The request
Gather every line that includes the word "Dynamic", please.

(Data entries)
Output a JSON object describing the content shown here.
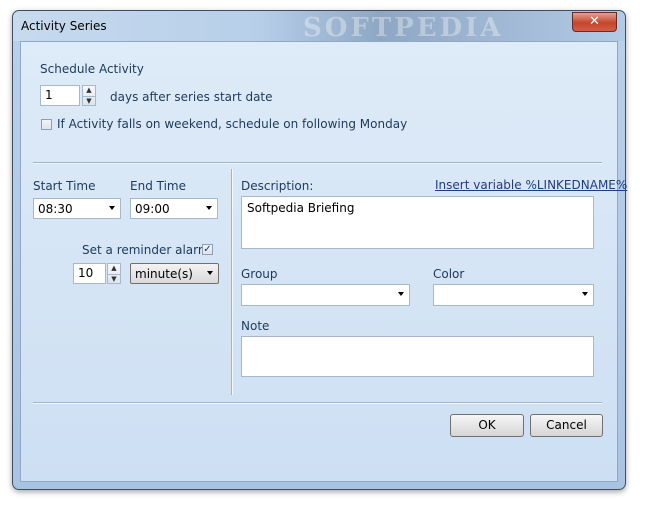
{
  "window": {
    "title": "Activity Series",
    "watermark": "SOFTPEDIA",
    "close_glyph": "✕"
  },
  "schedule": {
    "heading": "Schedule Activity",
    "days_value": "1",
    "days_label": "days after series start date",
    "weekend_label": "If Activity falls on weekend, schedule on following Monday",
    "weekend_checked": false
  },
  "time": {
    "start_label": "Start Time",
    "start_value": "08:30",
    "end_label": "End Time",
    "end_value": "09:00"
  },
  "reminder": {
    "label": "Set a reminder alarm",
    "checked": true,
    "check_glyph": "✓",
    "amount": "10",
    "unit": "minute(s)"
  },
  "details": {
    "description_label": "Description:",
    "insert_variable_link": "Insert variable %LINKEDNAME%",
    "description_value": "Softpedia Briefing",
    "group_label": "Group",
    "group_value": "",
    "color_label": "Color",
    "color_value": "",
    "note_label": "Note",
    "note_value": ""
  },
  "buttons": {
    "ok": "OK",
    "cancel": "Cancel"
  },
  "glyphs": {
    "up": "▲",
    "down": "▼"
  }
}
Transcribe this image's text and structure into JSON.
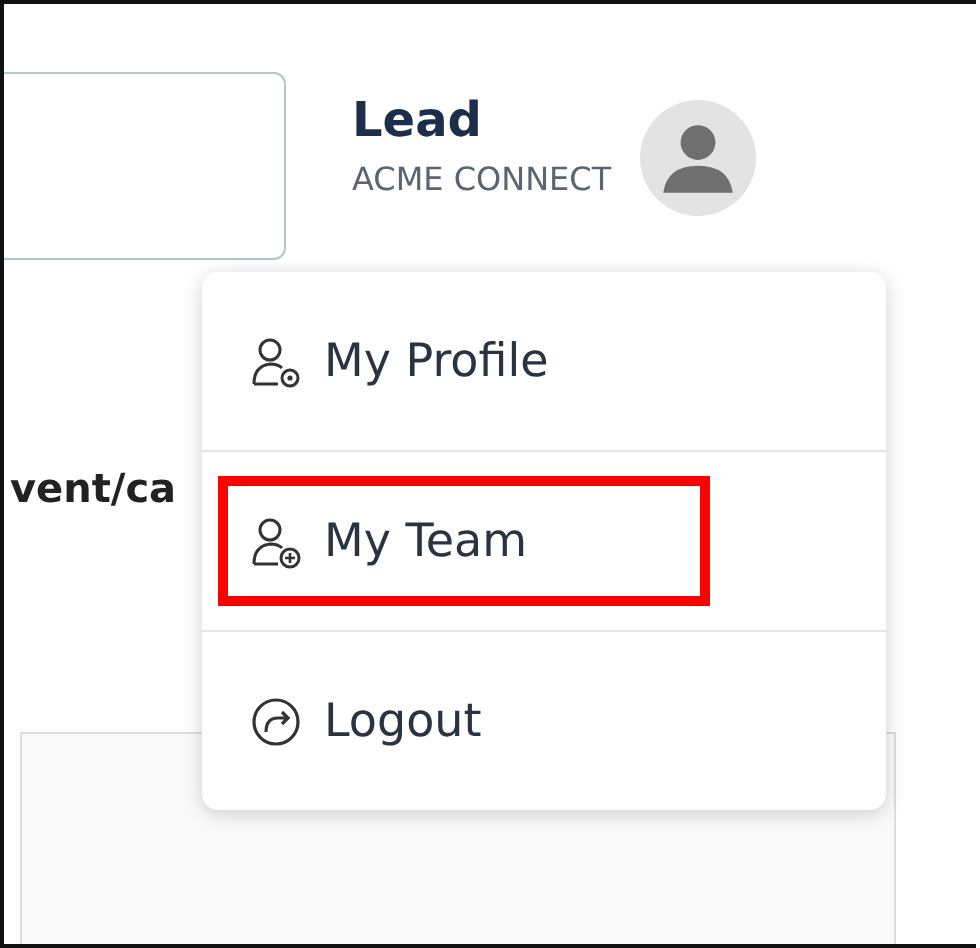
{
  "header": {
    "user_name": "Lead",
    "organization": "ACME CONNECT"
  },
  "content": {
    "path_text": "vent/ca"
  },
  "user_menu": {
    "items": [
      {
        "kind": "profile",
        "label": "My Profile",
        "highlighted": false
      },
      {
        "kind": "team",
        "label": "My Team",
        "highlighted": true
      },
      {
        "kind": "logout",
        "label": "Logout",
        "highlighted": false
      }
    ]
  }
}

* * *

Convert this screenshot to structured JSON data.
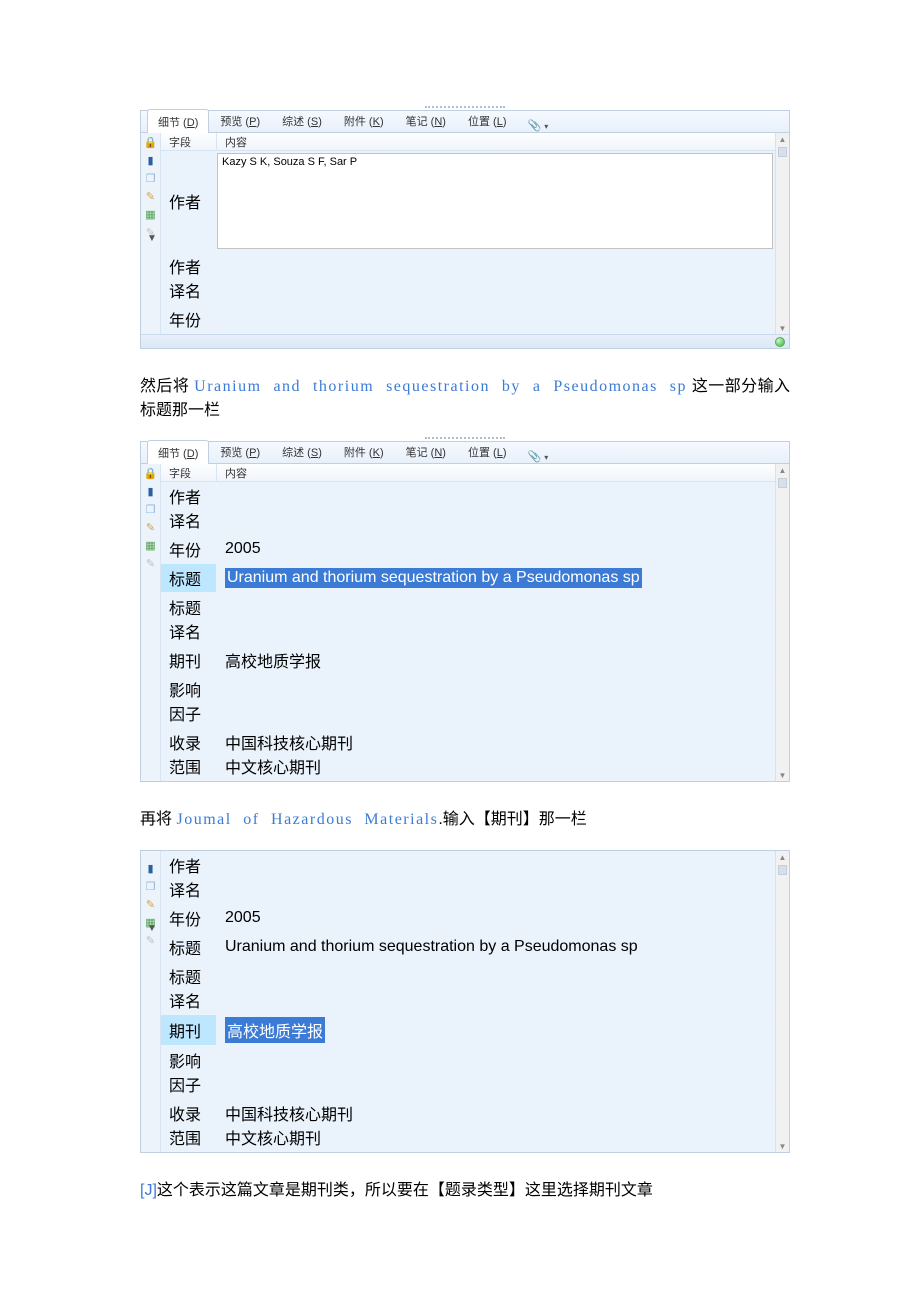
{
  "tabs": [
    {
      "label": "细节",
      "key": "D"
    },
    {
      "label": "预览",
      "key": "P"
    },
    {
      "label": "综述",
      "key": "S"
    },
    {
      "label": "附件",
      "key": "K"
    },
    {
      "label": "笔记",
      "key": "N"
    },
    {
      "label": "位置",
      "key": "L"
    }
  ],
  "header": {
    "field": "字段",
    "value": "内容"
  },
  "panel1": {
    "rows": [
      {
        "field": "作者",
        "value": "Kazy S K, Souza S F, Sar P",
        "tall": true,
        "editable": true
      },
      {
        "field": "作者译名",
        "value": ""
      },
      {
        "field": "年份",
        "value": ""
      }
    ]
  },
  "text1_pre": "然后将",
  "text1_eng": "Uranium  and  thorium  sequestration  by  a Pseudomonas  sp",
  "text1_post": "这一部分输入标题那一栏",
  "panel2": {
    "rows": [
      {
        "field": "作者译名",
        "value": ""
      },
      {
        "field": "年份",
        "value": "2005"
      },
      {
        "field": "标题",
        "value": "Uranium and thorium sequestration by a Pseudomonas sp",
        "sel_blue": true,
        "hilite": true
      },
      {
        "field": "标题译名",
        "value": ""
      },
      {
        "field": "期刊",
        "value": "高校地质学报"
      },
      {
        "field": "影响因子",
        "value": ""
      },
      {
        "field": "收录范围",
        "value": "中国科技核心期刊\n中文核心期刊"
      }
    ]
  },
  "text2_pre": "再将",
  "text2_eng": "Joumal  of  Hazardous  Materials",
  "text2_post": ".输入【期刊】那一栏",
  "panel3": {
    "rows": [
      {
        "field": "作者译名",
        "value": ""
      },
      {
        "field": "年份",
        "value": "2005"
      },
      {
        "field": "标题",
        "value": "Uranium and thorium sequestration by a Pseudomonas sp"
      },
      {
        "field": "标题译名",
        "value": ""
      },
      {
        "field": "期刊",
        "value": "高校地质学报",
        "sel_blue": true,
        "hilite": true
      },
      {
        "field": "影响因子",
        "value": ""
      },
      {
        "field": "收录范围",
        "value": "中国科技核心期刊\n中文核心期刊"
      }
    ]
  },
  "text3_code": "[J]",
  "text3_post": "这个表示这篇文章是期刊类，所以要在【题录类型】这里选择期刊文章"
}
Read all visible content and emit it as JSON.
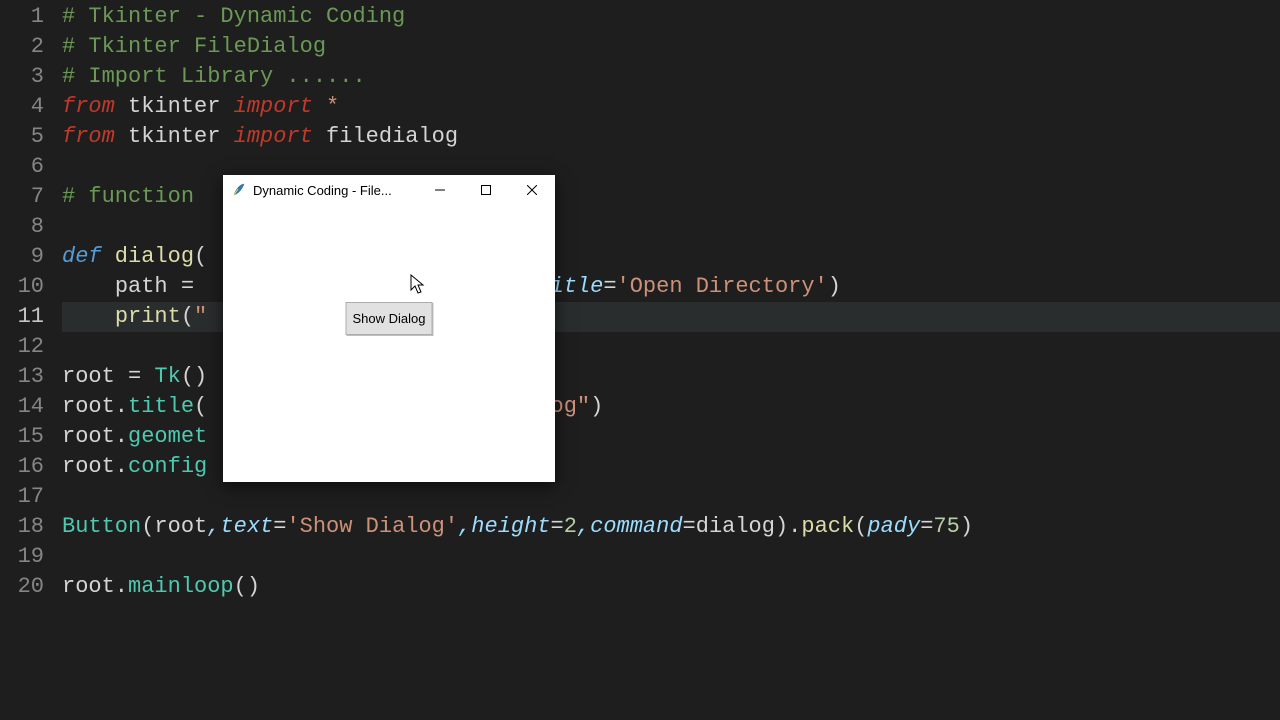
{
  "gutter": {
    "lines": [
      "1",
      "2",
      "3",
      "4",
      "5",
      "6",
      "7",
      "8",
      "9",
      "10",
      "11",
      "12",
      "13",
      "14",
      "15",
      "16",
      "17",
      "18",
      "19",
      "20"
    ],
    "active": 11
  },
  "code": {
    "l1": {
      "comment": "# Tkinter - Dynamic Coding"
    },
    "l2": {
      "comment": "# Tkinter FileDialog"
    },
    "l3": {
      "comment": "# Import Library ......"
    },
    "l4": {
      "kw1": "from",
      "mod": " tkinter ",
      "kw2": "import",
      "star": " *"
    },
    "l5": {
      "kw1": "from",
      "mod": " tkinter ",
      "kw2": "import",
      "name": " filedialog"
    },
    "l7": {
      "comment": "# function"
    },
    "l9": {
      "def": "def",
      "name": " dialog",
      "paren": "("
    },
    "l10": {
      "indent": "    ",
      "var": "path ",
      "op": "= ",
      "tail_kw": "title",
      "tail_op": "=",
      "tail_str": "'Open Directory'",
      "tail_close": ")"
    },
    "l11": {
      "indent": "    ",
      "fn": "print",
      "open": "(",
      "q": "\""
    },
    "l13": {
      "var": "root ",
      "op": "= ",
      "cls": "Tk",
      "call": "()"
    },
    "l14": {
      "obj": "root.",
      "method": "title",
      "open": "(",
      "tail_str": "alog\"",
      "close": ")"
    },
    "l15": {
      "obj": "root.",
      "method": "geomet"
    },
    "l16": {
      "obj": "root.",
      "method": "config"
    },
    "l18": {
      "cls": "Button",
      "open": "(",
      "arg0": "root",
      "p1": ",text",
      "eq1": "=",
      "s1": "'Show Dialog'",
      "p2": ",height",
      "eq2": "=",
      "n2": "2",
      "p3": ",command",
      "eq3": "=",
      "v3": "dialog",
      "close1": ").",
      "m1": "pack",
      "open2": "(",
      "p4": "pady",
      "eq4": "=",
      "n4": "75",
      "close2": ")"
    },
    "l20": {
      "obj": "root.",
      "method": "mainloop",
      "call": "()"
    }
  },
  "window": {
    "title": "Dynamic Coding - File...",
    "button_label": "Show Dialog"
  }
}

* * *

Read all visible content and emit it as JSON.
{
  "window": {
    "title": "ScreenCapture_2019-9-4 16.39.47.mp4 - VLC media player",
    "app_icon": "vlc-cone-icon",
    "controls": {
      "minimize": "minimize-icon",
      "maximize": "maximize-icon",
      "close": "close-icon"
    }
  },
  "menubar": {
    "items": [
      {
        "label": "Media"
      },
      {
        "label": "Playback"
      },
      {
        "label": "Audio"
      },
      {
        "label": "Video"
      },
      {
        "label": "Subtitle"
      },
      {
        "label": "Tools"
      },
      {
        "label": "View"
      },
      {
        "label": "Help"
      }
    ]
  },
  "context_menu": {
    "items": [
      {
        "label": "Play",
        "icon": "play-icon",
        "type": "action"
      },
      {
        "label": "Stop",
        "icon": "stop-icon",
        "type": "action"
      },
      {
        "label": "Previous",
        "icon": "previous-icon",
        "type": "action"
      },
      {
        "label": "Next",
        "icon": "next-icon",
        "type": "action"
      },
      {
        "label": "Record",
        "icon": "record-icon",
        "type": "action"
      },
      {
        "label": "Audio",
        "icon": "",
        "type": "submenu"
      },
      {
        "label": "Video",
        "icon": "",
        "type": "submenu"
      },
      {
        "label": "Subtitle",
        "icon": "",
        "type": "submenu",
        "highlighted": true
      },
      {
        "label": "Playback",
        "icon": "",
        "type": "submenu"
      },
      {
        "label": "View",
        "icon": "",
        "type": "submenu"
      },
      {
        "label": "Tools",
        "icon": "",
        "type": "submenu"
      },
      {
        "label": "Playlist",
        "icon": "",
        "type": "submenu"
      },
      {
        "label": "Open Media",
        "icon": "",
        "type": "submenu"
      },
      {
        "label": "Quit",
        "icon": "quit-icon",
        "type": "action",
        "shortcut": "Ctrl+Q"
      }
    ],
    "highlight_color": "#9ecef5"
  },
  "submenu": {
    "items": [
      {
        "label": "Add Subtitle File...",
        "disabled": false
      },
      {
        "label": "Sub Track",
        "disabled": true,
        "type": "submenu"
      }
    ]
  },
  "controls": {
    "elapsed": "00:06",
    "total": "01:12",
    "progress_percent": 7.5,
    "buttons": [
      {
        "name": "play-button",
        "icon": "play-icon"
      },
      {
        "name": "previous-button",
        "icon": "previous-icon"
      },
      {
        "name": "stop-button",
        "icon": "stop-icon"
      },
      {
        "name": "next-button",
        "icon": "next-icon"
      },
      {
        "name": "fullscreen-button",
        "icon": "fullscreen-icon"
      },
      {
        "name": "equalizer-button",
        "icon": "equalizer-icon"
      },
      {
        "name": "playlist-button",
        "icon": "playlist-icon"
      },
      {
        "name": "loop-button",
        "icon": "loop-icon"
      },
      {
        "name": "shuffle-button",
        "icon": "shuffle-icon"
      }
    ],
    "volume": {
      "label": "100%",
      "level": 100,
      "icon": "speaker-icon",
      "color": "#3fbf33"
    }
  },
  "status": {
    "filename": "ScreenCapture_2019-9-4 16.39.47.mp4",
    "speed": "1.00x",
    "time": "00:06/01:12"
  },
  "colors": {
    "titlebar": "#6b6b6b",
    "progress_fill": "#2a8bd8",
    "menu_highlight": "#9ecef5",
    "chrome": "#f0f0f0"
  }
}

The response
      "comment": "# Tkinter - Dynamic Coding"
    "title": "Dynamic Coding - File...",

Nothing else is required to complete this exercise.